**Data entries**
# # # # # # #
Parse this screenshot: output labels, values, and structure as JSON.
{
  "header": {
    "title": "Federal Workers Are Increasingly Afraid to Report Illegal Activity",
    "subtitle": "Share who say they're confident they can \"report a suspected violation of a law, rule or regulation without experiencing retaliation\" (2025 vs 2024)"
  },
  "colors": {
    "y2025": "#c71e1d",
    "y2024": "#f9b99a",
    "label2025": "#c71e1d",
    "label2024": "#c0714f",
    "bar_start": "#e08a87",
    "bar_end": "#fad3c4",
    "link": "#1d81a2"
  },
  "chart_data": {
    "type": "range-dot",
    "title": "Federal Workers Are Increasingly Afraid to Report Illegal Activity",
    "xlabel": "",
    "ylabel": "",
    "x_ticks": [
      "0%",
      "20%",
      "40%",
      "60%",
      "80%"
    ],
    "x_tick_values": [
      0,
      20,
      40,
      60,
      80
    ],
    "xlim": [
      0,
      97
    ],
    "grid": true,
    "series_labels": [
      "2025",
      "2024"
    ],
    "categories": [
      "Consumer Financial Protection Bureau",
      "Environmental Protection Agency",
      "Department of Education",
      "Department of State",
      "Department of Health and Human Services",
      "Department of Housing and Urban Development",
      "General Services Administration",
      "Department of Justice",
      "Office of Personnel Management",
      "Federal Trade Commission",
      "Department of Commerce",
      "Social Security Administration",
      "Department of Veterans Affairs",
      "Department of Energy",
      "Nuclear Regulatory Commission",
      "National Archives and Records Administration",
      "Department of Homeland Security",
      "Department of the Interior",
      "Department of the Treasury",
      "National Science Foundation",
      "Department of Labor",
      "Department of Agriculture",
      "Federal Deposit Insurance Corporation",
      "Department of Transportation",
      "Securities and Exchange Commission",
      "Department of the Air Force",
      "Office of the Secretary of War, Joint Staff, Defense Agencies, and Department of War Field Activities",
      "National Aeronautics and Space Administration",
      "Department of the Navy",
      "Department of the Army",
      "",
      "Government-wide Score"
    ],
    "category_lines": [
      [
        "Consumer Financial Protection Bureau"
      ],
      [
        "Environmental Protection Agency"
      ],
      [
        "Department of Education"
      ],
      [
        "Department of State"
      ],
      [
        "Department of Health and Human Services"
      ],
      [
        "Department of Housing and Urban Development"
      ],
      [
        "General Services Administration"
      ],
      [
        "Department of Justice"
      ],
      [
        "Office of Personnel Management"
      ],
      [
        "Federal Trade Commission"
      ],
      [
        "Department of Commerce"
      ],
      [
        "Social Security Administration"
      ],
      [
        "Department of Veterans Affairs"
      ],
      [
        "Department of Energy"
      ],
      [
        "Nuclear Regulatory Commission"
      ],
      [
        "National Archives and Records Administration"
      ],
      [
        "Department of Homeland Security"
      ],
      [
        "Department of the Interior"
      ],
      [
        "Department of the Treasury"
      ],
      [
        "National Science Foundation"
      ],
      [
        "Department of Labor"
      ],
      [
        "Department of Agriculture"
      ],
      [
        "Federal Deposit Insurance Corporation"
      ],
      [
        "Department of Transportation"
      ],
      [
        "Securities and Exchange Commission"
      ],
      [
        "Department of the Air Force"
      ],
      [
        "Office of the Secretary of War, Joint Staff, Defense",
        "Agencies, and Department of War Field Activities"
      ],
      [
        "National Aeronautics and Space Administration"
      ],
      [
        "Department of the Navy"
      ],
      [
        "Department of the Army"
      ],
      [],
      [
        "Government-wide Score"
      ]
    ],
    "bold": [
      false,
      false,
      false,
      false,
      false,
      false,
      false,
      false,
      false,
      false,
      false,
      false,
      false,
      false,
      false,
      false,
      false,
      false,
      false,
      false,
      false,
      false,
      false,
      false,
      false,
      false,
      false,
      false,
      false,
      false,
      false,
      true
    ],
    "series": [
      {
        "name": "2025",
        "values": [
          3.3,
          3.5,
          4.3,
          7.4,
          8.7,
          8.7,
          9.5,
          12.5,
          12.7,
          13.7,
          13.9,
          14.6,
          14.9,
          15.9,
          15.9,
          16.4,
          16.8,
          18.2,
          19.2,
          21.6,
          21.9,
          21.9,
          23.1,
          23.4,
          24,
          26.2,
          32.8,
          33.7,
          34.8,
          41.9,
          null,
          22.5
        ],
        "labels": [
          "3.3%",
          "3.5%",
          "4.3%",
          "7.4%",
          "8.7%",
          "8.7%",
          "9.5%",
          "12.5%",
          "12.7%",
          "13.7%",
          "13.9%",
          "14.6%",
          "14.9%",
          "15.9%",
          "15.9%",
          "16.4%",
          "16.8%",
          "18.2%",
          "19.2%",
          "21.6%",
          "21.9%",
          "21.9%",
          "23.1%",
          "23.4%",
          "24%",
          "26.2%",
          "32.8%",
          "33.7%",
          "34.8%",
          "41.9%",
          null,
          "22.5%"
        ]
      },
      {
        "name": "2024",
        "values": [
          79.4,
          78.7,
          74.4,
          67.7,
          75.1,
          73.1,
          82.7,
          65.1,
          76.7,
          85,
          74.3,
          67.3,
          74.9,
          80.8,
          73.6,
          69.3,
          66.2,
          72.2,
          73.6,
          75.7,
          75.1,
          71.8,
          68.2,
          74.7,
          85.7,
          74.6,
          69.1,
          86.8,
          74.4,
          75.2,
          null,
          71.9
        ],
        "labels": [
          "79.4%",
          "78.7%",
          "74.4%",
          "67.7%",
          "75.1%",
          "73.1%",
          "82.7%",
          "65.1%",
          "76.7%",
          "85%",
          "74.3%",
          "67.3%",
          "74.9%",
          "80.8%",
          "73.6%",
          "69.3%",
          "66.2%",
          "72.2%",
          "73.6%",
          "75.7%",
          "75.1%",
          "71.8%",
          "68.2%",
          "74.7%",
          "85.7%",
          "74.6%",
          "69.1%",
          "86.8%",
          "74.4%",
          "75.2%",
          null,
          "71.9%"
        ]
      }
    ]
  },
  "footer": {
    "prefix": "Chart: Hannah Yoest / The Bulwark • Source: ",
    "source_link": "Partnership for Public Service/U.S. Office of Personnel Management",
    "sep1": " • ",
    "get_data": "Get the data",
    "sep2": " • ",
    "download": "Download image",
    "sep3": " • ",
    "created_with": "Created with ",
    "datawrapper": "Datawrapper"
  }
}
# # # # # # #
**GIVEN INSTRUCTION**
Copy out all lines from the material above that contain the string "Human".

**SOLUTION**
      "Department of Health and Human Services",
        "Department of Health and Human Services"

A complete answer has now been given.